-- Start DATA FOR THIS EXERCISE --
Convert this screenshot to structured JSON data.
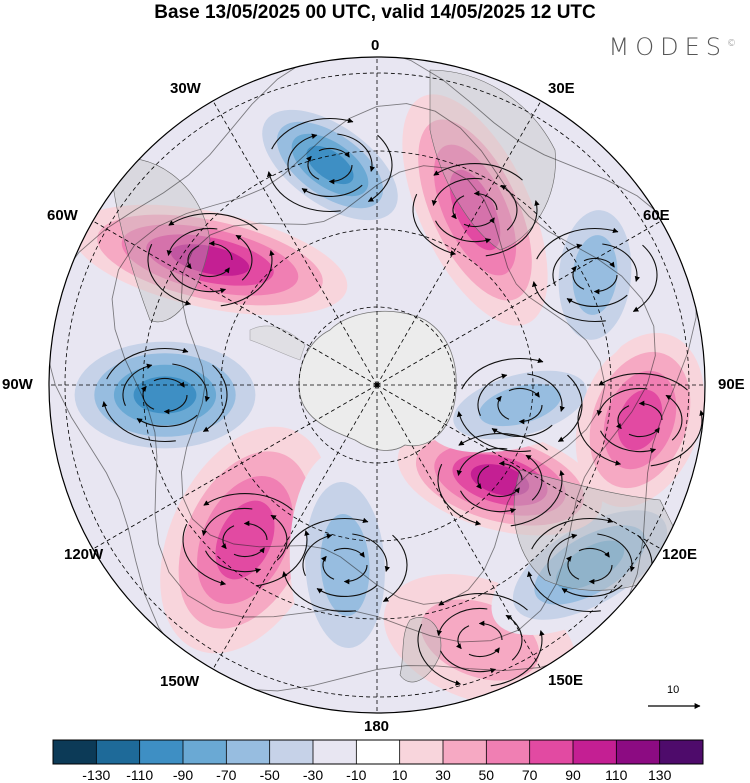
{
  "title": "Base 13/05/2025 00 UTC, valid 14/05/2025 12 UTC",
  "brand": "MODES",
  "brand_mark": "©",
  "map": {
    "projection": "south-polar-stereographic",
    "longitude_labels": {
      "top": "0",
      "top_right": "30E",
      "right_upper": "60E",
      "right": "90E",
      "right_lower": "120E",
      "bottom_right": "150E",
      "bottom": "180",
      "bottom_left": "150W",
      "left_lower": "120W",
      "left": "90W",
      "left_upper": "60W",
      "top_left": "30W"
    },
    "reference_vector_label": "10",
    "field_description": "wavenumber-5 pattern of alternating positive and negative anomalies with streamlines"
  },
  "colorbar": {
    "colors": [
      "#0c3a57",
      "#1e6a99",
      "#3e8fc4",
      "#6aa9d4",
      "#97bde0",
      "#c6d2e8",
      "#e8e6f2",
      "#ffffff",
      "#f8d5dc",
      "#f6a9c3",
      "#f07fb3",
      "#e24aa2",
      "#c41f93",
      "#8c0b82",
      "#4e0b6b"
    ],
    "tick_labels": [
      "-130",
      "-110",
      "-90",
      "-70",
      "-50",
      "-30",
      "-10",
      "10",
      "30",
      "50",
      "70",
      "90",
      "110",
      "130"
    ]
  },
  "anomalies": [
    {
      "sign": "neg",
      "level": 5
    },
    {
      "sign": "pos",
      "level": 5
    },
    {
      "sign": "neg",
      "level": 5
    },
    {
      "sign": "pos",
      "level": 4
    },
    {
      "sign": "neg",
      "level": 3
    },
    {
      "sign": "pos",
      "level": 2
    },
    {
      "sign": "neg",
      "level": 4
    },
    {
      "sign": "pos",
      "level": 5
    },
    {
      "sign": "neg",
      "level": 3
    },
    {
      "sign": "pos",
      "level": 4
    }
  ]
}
-- End DATA FOR THIS EXERCISE --
THE TASK → Write out again every line above exactly as given; the pictures do not belong in the copy.

EXERCISE SOLUTION →
Convert this screenshot to structured JSON data.
{
  "title": "Base 13/05/2025 00 UTC, valid 14/05/2025 12 UTC",
  "brand": "MODES",
  "brand_mark": "©",
  "map": {
    "projection": "south-polar-stereographic",
    "longitude_labels": {
      "top": "0",
      "top_right": "30E",
      "right_upper": "60E",
      "right": "90E",
      "right_lower": "120E",
      "bottom_right": "150E",
      "bottom": "180",
      "bottom_left": "150W",
      "left_lower": "120W",
      "left": "90W",
      "left_upper": "60W",
      "top_left": "30W"
    },
    "reference_vector_label": "10",
    "field_description": "wavenumber-5 pattern of alternating positive and negative anomalies with streamlines"
  },
  "colorbar": {
    "colors": [
      "#0c3a57",
      "#1e6a99",
      "#3e8fc4",
      "#6aa9d4",
      "#97bde0",
      "#c6d2e8",
      "#e8e6f2",
      "#ffffff",
      "#f8d5dc",
      "#f6a9c3",
      "#f07fb3",
      "#e24aa2",
      "#c41f93",
      "#8c0b82",
      "#4e0b6b"
    ],
    "tick_labels": [
      "-130",
      "-110",
      "-90",
      "-70",
      "-50",
      "-30",
      "-10",
      "10",
      "30",
      "50",
      "70",
      "90",
      "110",
      "130"
    ]
  },
  "anomalies": [
    {
      "sign": "neg",
      "level": 5
    },
    {
      "sign": "pos",
      "level": 5
    },
    {
      "sign": "neg",
      "level": 5
    },
    {
      "sign": "pos",
      "level": 4
    },
    {
      "sign": "neg",
      "level": 3
    },
    {
      "sign": "pos",
      "level": 2
    },
    {
      "sign": "neg",
      "level": 4
    },
    {
      "sign": "pos",
      "level": 5
    },
    {
      "sign": "neg",
      "level": 3
    },
    {
      "sign": "pos",
      "level": 4
    }
  ]
}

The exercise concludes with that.